* Your goal
Copy the listing word for word, from its first line up to and including the line with "pie-slices xyxy=(38,60,460,401)".
## START Extracted records
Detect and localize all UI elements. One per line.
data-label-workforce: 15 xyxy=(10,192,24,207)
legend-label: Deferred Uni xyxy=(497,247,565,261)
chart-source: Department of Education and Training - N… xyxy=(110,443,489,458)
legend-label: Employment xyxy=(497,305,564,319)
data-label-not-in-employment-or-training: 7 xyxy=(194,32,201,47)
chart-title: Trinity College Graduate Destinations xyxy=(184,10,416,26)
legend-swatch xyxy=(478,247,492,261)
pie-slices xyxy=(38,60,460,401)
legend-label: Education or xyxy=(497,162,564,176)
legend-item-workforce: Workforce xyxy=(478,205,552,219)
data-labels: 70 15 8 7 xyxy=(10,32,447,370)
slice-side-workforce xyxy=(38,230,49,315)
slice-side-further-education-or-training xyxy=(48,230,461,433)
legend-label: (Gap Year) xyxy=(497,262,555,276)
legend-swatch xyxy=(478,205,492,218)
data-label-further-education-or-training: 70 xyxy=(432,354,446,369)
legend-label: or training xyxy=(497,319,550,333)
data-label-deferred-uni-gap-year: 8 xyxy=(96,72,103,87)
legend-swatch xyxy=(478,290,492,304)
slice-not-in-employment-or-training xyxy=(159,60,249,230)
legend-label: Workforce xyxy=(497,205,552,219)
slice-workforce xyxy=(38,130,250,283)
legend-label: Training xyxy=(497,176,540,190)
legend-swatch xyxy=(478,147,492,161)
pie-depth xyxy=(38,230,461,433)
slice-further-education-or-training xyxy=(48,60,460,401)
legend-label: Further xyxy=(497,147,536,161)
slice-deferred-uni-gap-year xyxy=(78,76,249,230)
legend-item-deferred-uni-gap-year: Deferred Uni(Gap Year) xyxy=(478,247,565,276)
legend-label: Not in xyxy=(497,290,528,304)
## END Extracted records
* Expected answer
Detect and localize all UI elements. One per line.
data-label-workforce: 15 xyxy=(10,192,24,207)
legend-label: Deferred Uni xyxy=(497,247,565,261)
chart-source: Department of Education and Training - N… xyxy=(110,443,489,458)
legend-label: Employment xyxy=(497,305,564,319)
data-label-not-in-employment-or-training: 7 xyxy=(194,32,201,47)
chart-title: Trinity College Graduate Destinations xyxy=(184,10,416,26)
legend-swatch xyxy=(478,247,492,261)
pie-slices xyxy=(38,60,460,401)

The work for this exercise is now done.